__TASK INSTRUCTIONS__
From the listing, collect all lines containing the word "data".
§
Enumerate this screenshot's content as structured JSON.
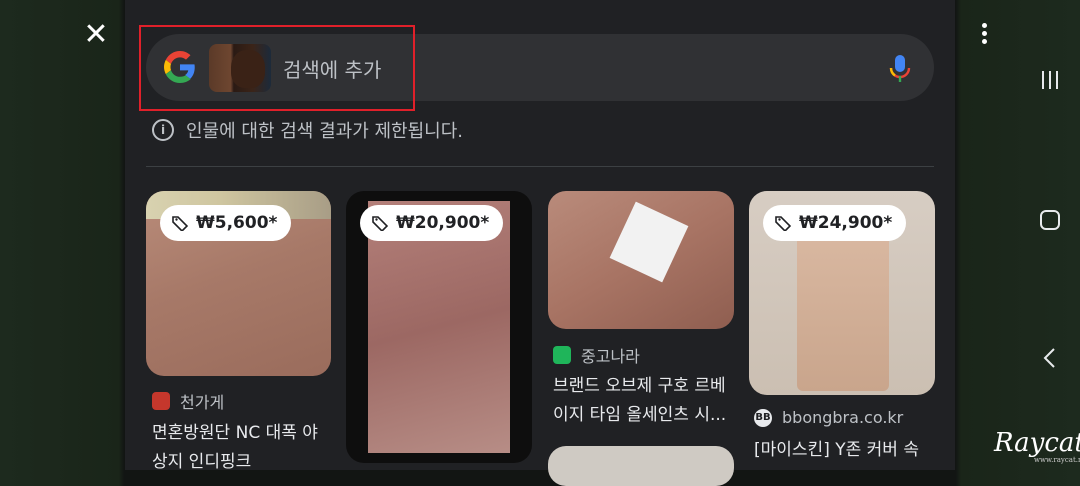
{
  "search": {
    "placeholder": "검색에 추가"
  },
  "notice": {
    "text": "인물에 대한 검색 결과가 제한됩니다."
  },
  "results": [
    {
      "price": "₩5,600*",
      "source": "천가게",
      "title_line1": "면혼방원단 NC 대폭 야",
      "title_line2": "상지 인디핑크"
    },
    {
      "price": "₩20,900*"
    },
    {
      "source": "중고나라",
      "title_line1": "브랜드 오브제 구호 르베",
      "title_line2": "이지 타임 올세인츠 시..."
    },
    {
      "price": "₩24,900*",
      "source_icon_text": "BB",
      "source": "bbongbra.co.kr",
      "title_line1": "[마이스킨] Y존 커버 속"
    }
  ],
  "watermark": {
    "text": "Raycat",
    "sub": "www.raycat.net"
  },
  "colors": {
    "accent_red": "#e0202a",
    "panel": "#202124"
  }
}
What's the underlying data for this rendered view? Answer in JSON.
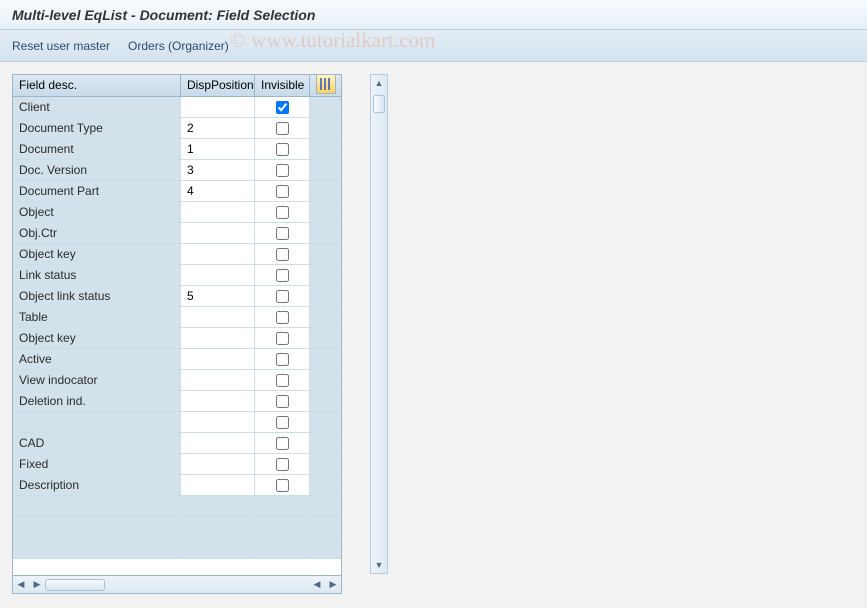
{
  "title": "Multi-level EqList - Document: Field Selection",
  "toolbar": {
    "reset_label": "Reset user master",
    "orders_label": "Orders (Organizer)"
  },
  "watermark": "© www.tutorialkart.com",
  "table": {
    "headers": {
      "field_desc": "Field desc.",
      "disp_position": "DispPosition",
      "invisible": "Invisible"
    },
    "rows": [
      {
        "desc": "Client",
        "disp": "",
        "invisible": true
      },
      {
        "desc": "Document Type",
        "disp": "2",
        "invisible": false
      },
      {
        "desc": "Document",
        "disp": "1",
        "invisible": false
      },
      {
        "desc": "Doc. Version",
        "disp": "3",
        "invisible": false
      },
      {
        "desc": "Document Part",
        "disp": "4",
        "invisible": false
      },
      {
        "desc": "Object",
        "disp": "",
        "invisible": false
      },
      {
        "desc": "Obj.Ctr",
        "disp": "",
        "invisible": false
      },
      {
        "desc": "Object key",
        "disp": "",
        "invisible": false
      },
      {
        "desc": "Link status",
        "disp": "",
        "invisible": false
      },
      {
        "desc": "Object link status",
        "disp": "5",
        "invisible": false
      },
      {
        "desc": "Table",
        "disp": "",
        "invisible": false
      },
      {
        "desc": "Object key",
        "disp": "",
        "invisible": false
      },
      {
        "desc": "Active",
        "disp": "",
        "invisible": false
      },
      {
        "desc": "View indocator",
        "disp": "",
        "invisible": false
      },
      {
        "desc": "Deletion ind.",
        "disp": "",
        "invisible": false
      },
      {
        "desc": "",
        "disp": "",
        "invisible": false
      },
      {
        "desc": "CAD",
        "disp": "",
        "invisible": false
      },
      {
        "desc": "Fixed",
        "disp": "",
        "invisible": false
      },
      {
        "desc": "Description",
        "disp": "",
        "invisible": false
      }
    ],
    "empty_rows": 3
  }
}
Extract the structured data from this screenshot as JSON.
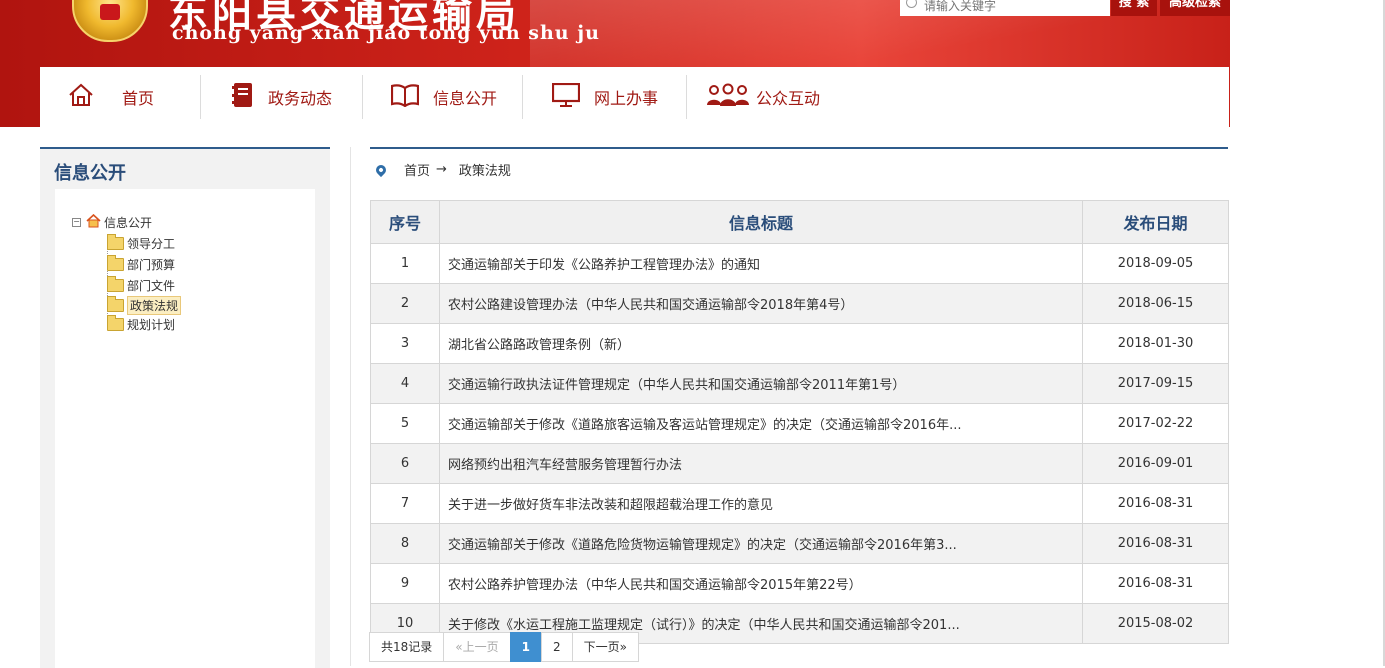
{
  "header": {
    "title_cn": "东阳县交通运输局",
    "title_pinyin": "chong yang xian jiao tong yun shu ju",
    "search_placeholder": "请输入关键字",
    "search_button": "搜 索",
    "advanced_button": "高级检索"
  },
  "nav": [
    {
      "label": "首页",
      "icon": "home-icon"
    },
    {
      "label": "政务动态",
      "icon": "notebook-icon"
    },
    {
      "label": "信息公开",
      "icon": "open-book-icon"
    },
    {
      "label": "网上办事",
      "icon": "monitor-icon"
    },
    {
      "label": "公众互动",
      "icon": "people-icon"
    }
  ],
  "sidebar": {
    "title": "信息公开",
    "tree_root": "信息公开",
    "tree_items": [
      "领导分工",
      "部门预算",
      "部门文件",
      "政策法规",
      "规划计划"
    ],
    "selected": "政策法规"
  },
  "breadcrumb": {
    "home": "首页",
    "separator": "→",
    "current": "政策法规"
  },
  "table": {
    "headers": [
      "序号",
      "信息标题",
      "发布日期"
    ],
    "rows": [
      {
        "no": "1",
        "title": "交通运输部关于印发《公路养护工程管理办法》的通知",
        "date": "2018-09-05"
      },
      {
        "no": "2",
        "title": "农村公路建设管理办法（中华人民共和国交通运输部令2018年第4号）",
        "date": "2018-06-15"
      },
      {
        "no": "3",
        "title": "湖北省公路路政管理条例（新）",
        "date": "2018-01-30"
      },
      {
        "no": "4",
        "title": "交通运输行政执法证件管理规定（中华人民共和国交通运输部令2011年第1号）",
        "date": "2017-09-15"
      },
      {
        "no": "5",
        "title": "交通运输部关于修改《道路旅客运输及客运站管理规定》的决定（交通运输部令2016年...",
        "date": "2017-02-22"
      },
      {
        "no": "6",
        "title": "网络预约出租汽车经营服务管理暂行办法",
        "date": "2016-09-01"
      },
      {
        "no": "7",
        "title": "关于进一步做好货车非法改装和超限超载治理工作的意见",
        "date": "2016-08-31"
      },
      {
        "no": "8",
        "title": "交通运输部关于修改《道路危险货物运输管理规定》的决定（交通运输部令2016年第3...",
        "date": "2016-08-31"
      },
      {
        "no": "9",
        "title": "农村公路养护管理办法（中华人民共和国交通运输部令2015年第22号）",
        "date": "2016-08-31"
      },
      {
        "no": "10",
        "title": "关于修改《水运工程施工监理规定（试行）》的决定（中华人民共和国交通运输部令201...",
        "date": "2015-08-02"
      }
    ]
  },
  "pagination": {
    "total": "共18记录",
    "prev": "«上一页",
    "pages": [
      "1",
      "2"
    ],
    "current": "1",
    "next": "下一页»"
  },
  "colors": {
    "brand_red": "#c8201a",
    "nav_text": "#a01a14",
    "accent_blue": "#2f5c8c",
    "active_page": "#3f8fd0"
  }
}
§
__THE RESPONSE__
What's the underlying data for this rendered view? Answer in JSON.
Extract the structured data from this screenshot as JSON.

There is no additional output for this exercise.